▸ TEXTE ÉTUDIÉ
HPE racheté par Huawei ?
Si la voie choisie par HP semble assez claire, il est par contre un peu tôt pour savoir comment HPE va évoluer. Pour commencer, la nouvelle entité s’est principalement concentrée sur le matériel et les logiciels pour datacenters, mais elle cible désormais l'infrastructure et les solutions cloud. HPE a vendu sa division logicielle – et très récemment sa distribution OpenStack - à Micro Focus et cédé ses actifs de services, deux piliers sur lesquels l’entreprise s’est appuyée pendant de nombreuses années. « HPE, et précédemment Hewlett-Packard, n'ont jamais développé d’outils middleware pour se faire une place sur le marché du logiciel, domaine où excellent d'autres entreprises comme IBM, SAP et Oracle », a expliqué Charles King. Celui-ci estime que « sans grosses solutions logicielles, les offres intégrées de HPE ne pourront pas concurrencer les offres de Dell, qui propose des logiciels et un hardware associé ». Au dernier OpenStack Summit de Barcelone, une rumeur indiquait que Huawei Enterprise s’intéressait à HPE pour percer aux Etats-Unis en misant sur la commodités.
L'approche de HPE ressemble beaucoup à celle d'IBM. Big blue s’est séparé de ses activités les moins rentables - le PC, les serveurs x86 - pour les vendre à Lenovo. « Mais, même si IBM a pris ces décisions au bon moment, ses bénéfices plongent, notamment dans le logiciel », a encore déclaré Charles King. « Si HPE se concentre très largement sur le hardware, il y a lieu de s’interroger », a-t-il demandé. La semaine dernière, lors de la communication des résultats trimestriels, la CEO de HPE, Meg Whitman, a montré que les produits réseaux et de stockage se portaient bien. Mais l’entreprise a coupé ses liens avec EMC. Or, EMC domine le stockage d'entreprise et elle est désormais passée dans le giron de Dell. « Ça va être difficile d’inciter les clients d'EMC à opter pour l'offre de stockage de HP », a déclaré Charles King. HPE a également réduit son offre de serveurs, mais Meg Whitman a déclaré qu’elle avait convaincu des clients de Lenovo et de Dell.

▸ MATÉRIEL FOURNI
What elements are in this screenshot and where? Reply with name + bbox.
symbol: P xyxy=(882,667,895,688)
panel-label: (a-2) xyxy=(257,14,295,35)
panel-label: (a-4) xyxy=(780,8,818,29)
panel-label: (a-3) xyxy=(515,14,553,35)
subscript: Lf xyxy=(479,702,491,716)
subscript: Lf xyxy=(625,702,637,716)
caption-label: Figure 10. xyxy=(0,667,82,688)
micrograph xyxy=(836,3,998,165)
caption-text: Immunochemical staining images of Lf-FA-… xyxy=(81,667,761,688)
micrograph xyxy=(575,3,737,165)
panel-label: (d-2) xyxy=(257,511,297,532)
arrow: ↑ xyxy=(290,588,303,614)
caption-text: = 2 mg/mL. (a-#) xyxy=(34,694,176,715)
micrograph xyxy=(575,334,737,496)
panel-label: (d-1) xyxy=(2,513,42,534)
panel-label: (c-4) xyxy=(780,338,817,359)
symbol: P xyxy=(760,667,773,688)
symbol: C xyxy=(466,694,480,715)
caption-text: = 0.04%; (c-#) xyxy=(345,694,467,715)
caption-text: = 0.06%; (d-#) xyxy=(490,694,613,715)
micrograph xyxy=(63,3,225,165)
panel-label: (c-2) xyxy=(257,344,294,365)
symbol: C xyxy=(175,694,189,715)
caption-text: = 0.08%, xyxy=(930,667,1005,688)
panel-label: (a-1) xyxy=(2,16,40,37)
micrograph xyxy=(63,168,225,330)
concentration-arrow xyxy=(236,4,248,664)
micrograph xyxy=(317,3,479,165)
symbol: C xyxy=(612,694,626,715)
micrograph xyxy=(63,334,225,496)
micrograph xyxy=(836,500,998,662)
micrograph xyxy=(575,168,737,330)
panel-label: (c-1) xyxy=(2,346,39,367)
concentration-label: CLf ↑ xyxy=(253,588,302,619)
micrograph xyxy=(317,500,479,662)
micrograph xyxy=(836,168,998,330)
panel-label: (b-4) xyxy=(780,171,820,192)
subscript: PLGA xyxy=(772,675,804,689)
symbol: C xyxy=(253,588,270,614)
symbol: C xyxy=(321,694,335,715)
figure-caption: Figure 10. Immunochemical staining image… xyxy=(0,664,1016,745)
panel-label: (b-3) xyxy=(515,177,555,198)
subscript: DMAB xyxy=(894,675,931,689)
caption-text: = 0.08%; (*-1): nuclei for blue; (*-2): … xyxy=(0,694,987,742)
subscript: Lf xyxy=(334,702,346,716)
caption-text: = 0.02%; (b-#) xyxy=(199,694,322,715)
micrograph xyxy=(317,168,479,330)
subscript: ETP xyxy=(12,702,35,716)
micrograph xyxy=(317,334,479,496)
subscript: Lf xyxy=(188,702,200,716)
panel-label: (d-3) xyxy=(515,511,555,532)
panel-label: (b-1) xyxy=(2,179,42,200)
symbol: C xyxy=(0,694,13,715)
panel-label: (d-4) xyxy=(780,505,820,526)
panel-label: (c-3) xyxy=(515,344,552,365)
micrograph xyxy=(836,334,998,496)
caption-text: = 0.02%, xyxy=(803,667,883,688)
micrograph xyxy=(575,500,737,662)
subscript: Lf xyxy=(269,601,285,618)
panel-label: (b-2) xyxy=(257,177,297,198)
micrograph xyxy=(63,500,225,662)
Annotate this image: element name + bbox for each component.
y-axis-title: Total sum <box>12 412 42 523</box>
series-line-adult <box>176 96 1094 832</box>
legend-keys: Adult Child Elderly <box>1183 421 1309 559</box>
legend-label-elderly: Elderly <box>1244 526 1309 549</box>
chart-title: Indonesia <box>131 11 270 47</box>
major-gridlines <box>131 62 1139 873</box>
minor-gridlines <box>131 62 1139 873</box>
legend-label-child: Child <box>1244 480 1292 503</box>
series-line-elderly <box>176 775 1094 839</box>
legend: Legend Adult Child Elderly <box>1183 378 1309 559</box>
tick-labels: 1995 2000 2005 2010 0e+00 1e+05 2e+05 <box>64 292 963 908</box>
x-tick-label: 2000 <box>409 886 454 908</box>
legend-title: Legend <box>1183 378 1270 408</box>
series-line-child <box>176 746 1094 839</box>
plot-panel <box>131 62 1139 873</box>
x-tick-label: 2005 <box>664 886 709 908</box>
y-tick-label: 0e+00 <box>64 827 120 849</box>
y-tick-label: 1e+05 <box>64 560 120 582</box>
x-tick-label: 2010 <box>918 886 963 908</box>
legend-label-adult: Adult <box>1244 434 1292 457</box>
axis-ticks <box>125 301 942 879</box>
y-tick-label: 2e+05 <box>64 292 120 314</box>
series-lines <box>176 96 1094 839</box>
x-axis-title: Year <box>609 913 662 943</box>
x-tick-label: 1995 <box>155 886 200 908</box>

▸ CONSIGNE 1
D'après le texte sur HPE, à quelle entreprise HPE a-t-elle vendu sa division logicielle ?
▸ CONSIGNE 2
Poursuivez le texte sur HPE après sa dernière phrase.

▸ RÉPONSE 1
À Micro Focus.

▸ RÉPONSE 2
HPE n'investit pas assez sur l'IoT
Selon l’analyste de Pund-IT, « HPE pourrait développer son activité logicielle en concluant des partenariats ». Ses actifs 3Com, 3Par et Aruba vont continuer à croître. Mais pour l’instant, Charles King estime que HPE n’a pas de stratégie claire à long terme au-delà des services et de l'infrastructure cloud. HP n'a pas non plus présenté de stratégie très active autour de l'Internet des Objets, un domaine identifié par IBM et Dell comme un grand marché. Cependant, HPE a sous le coude plusieurs technologies passionnantes. C’est le cas de l’architecture modulaire Synergy et de The Machine, un concept de serveur de nouvelle génération avec une nouvelle architecture axée sur l'informatique en mémoire, qui promet des débits plus rapides. L’entreprise a annoncé cette semaine que « des technologies découlant de The Machine seront disponibles sur les serveurs l'année prochaine ». Finalement, pour Patrick Moorhead, « la scission de Hewlett-Packard en deux entités, HPE et HP, était une bonne chose ».